>> start Source document

From the Empire of the Wolf series , Vol. 1

An intriguingly dark (and realistically depressing) deconstruction of a beloved mystery trope.

Murder mystery meets grimdark political fantasy in this first of a trilogy.

Sir Konrad Vonvolt is a Justice of the Imperial Magistratum; accompanied by his taskman (a kind of bodyguard, enforcer, and investigator), Dubine Bressinger, and his law clerk, 19-year-old Helena Sedanka, he travels the Sovan Empire, solving, prosecuting, and judging criminal acts. A few decades after a dreadful period of war and conquest, Vonvolt is confident in the strength of the empire, the power of the law, and his magical abilities (necromancy and the Emperor’s Voice, which compels others to speak truth and obey his commands) to enforce his judgments. But all of those are threatened by a rising tide of religious zealotry and a call for a Crusade, both of which act as a cover for a shift in who holds the power in the Empire. As Vonvolt attempts to solve the murder of a noblewoman, the conspiracy of corruption he uncovers threatens everything he knows and loves. Meanwhile, Helena, the novel’s first-person protagonist, struggles with an internal conflict involving her loyalty to Vonvolt, who transformed her from a street orphan into an educated woman with the potential to become a Justice herself; her boredom and frustration with many aspects of her work; and her nascent desire to settle down with a young guardsman she meets during the investigation. The initial setup of the story—that of a traveling investigator/prosecutor/judge—will feel familiar to readers of Robert van Gulik’s classic Judge Dee series and Peter Tremayne’s Sister Fidelma novels (these especially, as they include a certain amount of plot tension around orthodoxy vs. heresy and newly established religion vs. paganism). But aside from the fantasy setting, this novel differs in that it focuses far more intensely on how brutal realities of war and politics can overpower a well-established legal system and, in the face of that, erode the ethical and moral structures of that system’s representatives. We have hope that Judge Dee and Fidelma of Cashel and the laws they uphold will prevail despite the obstacles against them; but although Vonvolt, Helena, and Bressinger solve the case and several of the perpetrators pay the ultimate price, our heroes, too, pay a terrible price, and what occurs seems a bit more primitive and angry than dispassionate justice; certainly, that’s what Helena thinks.

>> end Source document
>> start Dataset extract

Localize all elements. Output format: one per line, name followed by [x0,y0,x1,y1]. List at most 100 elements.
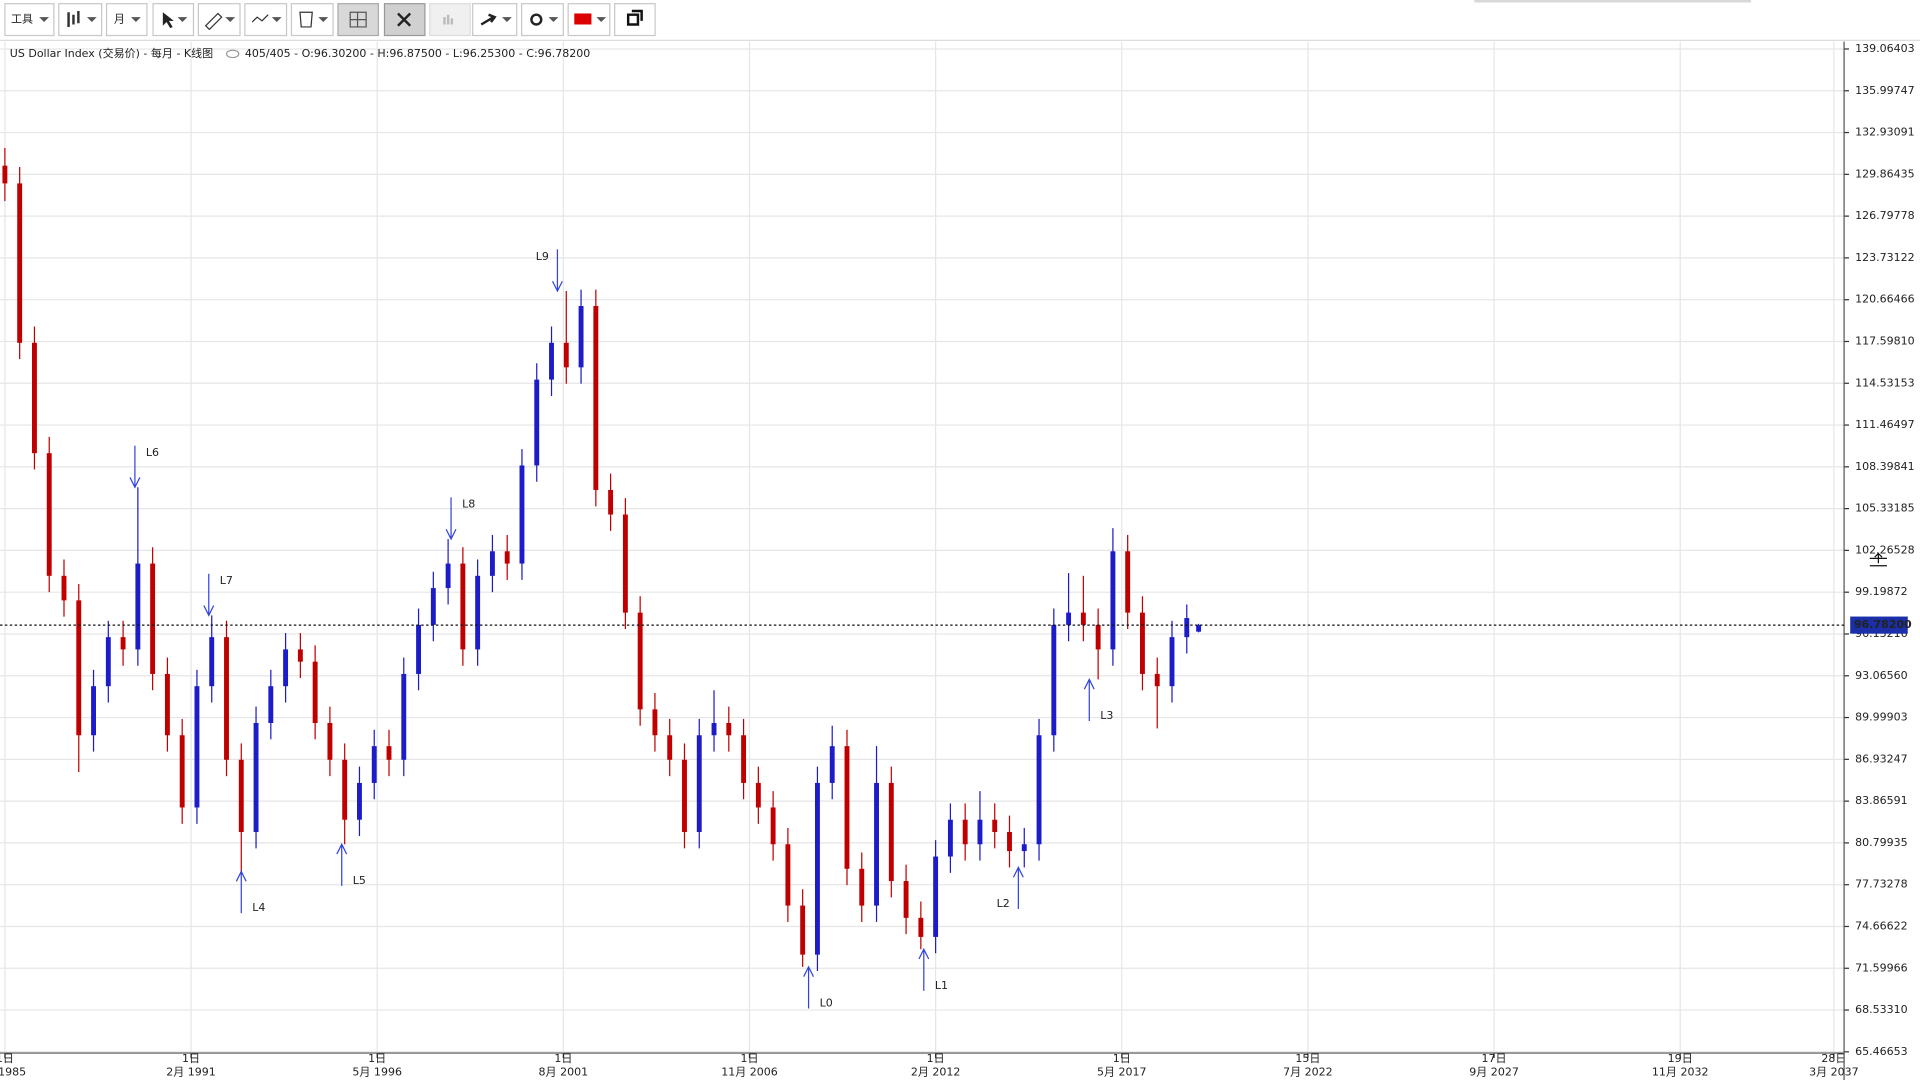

>> end Dataset extract

- Exercise task:
Rewrite the part of the review that opens with the words containing "An intriguingly dark" and closes with "of a trilogy.", switching "grimdark" to "grim". Rely only on the text itself.

- Solution to the problem:
An intriguingly dark (and realistically depressing) deconstruction of a beloved mystery trope.

Murder mystery meets grim political fantasy in this first of a trilogy.